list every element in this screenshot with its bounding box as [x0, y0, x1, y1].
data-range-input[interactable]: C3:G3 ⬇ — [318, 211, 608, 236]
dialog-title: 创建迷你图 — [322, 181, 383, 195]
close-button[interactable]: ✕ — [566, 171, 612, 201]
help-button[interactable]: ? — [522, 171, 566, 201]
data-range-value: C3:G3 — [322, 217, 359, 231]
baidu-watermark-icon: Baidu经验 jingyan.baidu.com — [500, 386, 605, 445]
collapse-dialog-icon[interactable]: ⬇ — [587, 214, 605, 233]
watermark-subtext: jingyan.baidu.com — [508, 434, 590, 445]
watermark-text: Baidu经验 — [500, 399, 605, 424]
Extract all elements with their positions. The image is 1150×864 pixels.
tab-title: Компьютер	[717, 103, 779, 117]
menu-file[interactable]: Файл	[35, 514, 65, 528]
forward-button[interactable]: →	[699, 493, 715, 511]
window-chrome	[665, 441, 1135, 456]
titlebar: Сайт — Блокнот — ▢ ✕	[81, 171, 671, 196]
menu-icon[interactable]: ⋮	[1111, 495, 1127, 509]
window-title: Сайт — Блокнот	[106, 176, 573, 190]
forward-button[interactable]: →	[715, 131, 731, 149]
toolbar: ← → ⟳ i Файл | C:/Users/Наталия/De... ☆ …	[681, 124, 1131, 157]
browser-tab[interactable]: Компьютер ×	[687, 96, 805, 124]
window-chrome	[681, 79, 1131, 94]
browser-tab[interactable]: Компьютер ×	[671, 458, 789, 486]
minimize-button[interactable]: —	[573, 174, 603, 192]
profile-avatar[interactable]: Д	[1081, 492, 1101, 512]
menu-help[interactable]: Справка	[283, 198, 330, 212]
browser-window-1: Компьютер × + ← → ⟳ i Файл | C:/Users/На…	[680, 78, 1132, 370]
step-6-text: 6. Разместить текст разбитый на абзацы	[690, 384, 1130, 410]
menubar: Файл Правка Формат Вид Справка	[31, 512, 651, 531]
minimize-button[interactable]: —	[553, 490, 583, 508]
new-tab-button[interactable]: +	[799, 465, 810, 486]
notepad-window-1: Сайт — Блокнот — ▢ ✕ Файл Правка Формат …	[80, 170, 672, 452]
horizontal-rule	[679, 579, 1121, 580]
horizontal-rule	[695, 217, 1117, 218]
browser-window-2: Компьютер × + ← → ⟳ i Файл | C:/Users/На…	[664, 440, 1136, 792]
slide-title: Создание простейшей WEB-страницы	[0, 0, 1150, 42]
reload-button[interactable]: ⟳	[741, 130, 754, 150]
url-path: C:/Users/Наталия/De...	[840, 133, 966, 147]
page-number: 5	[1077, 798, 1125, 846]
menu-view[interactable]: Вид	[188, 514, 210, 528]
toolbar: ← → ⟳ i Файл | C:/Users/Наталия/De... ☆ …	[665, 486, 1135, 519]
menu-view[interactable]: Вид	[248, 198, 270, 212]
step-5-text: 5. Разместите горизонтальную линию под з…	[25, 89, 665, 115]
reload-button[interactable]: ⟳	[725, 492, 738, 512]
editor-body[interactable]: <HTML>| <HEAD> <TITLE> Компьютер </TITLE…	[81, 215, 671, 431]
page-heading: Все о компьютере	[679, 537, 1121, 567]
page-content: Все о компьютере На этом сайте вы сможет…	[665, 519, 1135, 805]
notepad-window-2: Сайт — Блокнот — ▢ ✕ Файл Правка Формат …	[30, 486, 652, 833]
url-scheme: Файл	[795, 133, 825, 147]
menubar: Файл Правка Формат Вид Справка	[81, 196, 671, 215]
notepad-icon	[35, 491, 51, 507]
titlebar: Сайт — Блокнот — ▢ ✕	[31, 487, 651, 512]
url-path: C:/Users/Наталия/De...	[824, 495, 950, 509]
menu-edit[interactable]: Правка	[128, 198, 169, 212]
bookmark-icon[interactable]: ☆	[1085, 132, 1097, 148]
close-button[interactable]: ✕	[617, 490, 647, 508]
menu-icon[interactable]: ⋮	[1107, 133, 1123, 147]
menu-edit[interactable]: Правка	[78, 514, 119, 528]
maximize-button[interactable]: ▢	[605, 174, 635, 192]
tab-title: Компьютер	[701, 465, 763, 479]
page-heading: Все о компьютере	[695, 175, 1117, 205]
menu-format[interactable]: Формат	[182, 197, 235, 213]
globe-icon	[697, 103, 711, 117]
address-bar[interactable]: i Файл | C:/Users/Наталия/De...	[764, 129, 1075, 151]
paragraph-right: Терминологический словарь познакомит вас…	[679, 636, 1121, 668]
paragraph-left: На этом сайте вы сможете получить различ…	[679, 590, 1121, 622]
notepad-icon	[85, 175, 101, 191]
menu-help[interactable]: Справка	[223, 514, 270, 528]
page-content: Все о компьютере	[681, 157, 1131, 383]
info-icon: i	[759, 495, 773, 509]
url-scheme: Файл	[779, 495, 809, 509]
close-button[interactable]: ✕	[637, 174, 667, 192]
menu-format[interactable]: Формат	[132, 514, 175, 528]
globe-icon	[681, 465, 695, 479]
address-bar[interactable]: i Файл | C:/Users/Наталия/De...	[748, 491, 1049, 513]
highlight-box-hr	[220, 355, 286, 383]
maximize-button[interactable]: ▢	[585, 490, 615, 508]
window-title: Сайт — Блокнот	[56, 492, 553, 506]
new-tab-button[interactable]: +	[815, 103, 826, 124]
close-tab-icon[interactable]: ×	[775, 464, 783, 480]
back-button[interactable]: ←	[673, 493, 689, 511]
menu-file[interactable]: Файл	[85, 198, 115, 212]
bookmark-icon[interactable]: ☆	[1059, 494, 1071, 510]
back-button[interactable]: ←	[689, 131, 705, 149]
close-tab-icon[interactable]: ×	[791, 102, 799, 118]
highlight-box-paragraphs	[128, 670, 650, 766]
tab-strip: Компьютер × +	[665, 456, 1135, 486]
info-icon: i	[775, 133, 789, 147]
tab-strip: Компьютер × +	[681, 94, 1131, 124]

------------------------------------------------------------------------

TO BE DONE.
Lay out every line of the material above as a numbered list, leaving out any blank lines.

PROBLEM SOLUTION.
1. list every element in this screenshot with its bounding box as [x0, y0, x1, y1].
2. data-range-input[interactable]: C3:G3 ⬇ — [318, 211, 608, 236]
3. dialog-title: 创建迷你图 — [322, 181, 383, 195]
4. close-button[interactable]: ✕ — [566, 171, 612, 201]
5. help-button[interactable]: ? — [522, 171, 566, 201]
6. data-range-value: C3:G3 — [322, 217, 359, 231]
7. baidu-watermark-icon: Baidu经验 jingyan.baidu.com — [500, 386, 605, 445]
8. collapse-dialog-icon[interactable]: ⬇ — [587, 214, 605, 233]
9. watermark-subtext: jingyan.baidu.com — [508, 434, 590, 445]
10. watermark-text: Baidu经验 — [500, 399, 605, 424]
11. Extract all elements with their positions. The image is 1150×864 pixels.
12. tab-title: Компьютер	[717, 103, 779, 117]
13. menu-file[interactable]: Файл	[35, 514, 65, 528]
14. forward-button[interactable]: →	[699, 493, 715, 511]
15. window-chrome	[665, 441, 1135, 456]
16. titlebar: Сайт — Блокнот — ▢ ✕	[81, 171, 671, 196]
17. menu-icon[interactable]: ⋮	[1111, 495, 1127, 509]
18. window-title: Сайт — Блокнот	[106, 176, 573, 190]
19. forward-button[interactable]: →	[715, 131, 731, 149]
20. toolbar: ← → ⟳ i Файл | C:/Users/Наталия/De... ☆ …	[681, 124, 1131, 157]
21. browser-tab[interactable]: Компьютер ×	[687, 96, 805, 124]
22. window-chrome	[681, 79, 1131, 94]
23. browser-tab[interactable]: Компьютер ×	[671, 458, 789, 486]
24. minimize-button[interactable]: —	[573, 174, 603, 192]
25. profile-avatar[interactable]: Д	[1081, 492, 1101, 512]
26. menu-help[interactable]: Справка	[283, 198, 330, 212]
27. browser-window-1: Компьютер × + ← → ⟳ i Файл | C:/Users/На…	[680, 78, 1132, 370]
28. step-6-text: 6. Разместить текст разбитый на абзацы	[690, 384, 1130, 410]
29. menubar: Файл Правка Формат Вид Справка	[31, 512, 651, 531]
30. minimize-button[interactable]: —	[553, 490, 583, 508]
31. new-tab-button[interactable]: +	[799, 465, 810, 486]
32. notepad-window-1: Сайт — Блокнот — ▢ ✕ Файл Правка Формат …	[80, 170, 672, 452]
33. horizontal-rule	[679, 579, 1121, 580]
34. horizontal-rule	[695, 217, 1117, 218]
35. browser-window-2: Компьютер × + ← → ⟳ i Файл | C:/Users/На…	[664, 440, 1136, 792]
36. slide-title: Создание простейшей WEB-страницы	[0, 0, 1150, 42]
37. reload-button[interactable]: ⟳	[741, 130, 754, 150]
38. url-path: C:/Users/Наталия/De...	[840, 133, 966, 147]
39. page-number: 5	[1077, 798, 1125, 846]
40. menu-view[interactable]: Вид	[188, 514, 210, 528]
41. toolbar: ← → ⟳ i Файл | C:/Users/Наталия/De... ☆ …	[665, 486, 1135, 519]
42. menu-view[interactable]: Вид	[248, 198, 270, 212]
43. step-5-text: 5. Разместите горизонтальную линию под з…	[25, 89, 665, 115]
44. reload-button[interactable]: ⟳	[725, 492, 738, 512]
45. editor-body[interactable]: <HTML>| <HEAD> <TITLE> Компьютер </TITLE…	[81, 215, 671, 431]
46. page-heading: Все о компьютере	[679, 537, 1121, 567]
47. page-content: Все о компьютере На этом сайте вы сможет…	[665, 519, 1135, 805]
48. notepad-window-2: Сайт — Блокнот — ▢ ✕ Файл Правка Формат …	[30, 486, 652, 833]
49. url-scheme: Файл	[795, 133, 825, 147]
50. menubar: Файл Правка Формат Вид Справка	[81, 196, 671, 215]
51. notepad-icon	[35, 491, 51, 507]
52. titlebar: Сайт — Блокнот — ▢ ✕	[31, 487, 651, 512]
53. url-path: C:/Users/Наталия/De...	[824, 495, 950, 509]
54. menu-edit[interactable]: Правка	[128, 198, 169, 212]
55. bookmark-icon[interactable]: ☆	[1085, 132, 1097, 148]
56. close-button[interactable]: ✕	[617, 490, 647, 508]
57. menu-icon[interactable]: ⋮	[1107, 133, 1123, 147]
58. menu-edit[interactable]: Правка	[78, 514, 119, 528]
59. maximize-button[interactable]: ▢	[605, 174, 635, 192]
60. tab-title: Компьютер	[701, 465, 763, 479]
61. page-heading: Все о компьютере	[695, 175, 1117, 205]
62. menu-format[interactable]: Формат	[182, 197, 235, 213]
63. globe-icon	[697, 103, 711, 117]
64. address-bar[interactable]: i Файл | C:/Users/Наталия/De...	[764, 129, 1075, 151]
65. paragraph-right: Терминологический словарь познакомит вас…	[679, 636, 1121, 668]
66. paragraph-left: На этом сайте вы сможете получить различ…	[679, 590, 1121, 622]
67. notepad-icon	[85, 175, 101, 191]
68. menu-help[interactable]: Справка	[223, 514, 270, 528]
69. page-content: Все о компьютере	[681, 157, 1131, 383]
70. info-icon: i	[759, 495, 773, 509]
71. url-scheme: Файл	[779, 495, 809, 509]
72. close-button[interactable]: ✕	[637, 174, 667, 192]
73. menu-format[interactable]: Формат	[132, 514, 175, 528]
74. globe-icon	[681, 465, 695, 479]
75. address-bar[interactable]: i Файл | C:/Users/Наталия/De...	[748, 491, 1049, 513]
76. highlight-box-hr	[220, 355, 286, 383]
77. maximize-button[interactable]: ▢	[585, 490, 615, 508]
78. window-title: Сайт — Блокнот	[56, 492, 553, 506]
79. new-tab-button[interactable]: +	[815, 103, 826, 124]
80. close-tab-icon[interactable]: ×	[775, 464, 783, 480]
81. back-button[interactable]: ←	[673, 493, 689, 511]
82. menu-file[interactable]: Файл	[85, 198, 115, 212]
83. bookmark-icon[interactable]: ☆	[1059, 494, 1071, 510]
84. back-button[interactable]: ←	[689, 131, 705, 149]
85. close-tab-icon[interactable]: ×	[791, 102, 799, 118]
86. highlight-box-paragraphs	[128, 670, 650, 766]
87. tab-strip: Компьютер × +	[665, 456, 1135, 486]
88. info-icon: i	[775, 133, 789, 147]
89. tab-strip: Компьютер × +	[681, 94, 1131, 124]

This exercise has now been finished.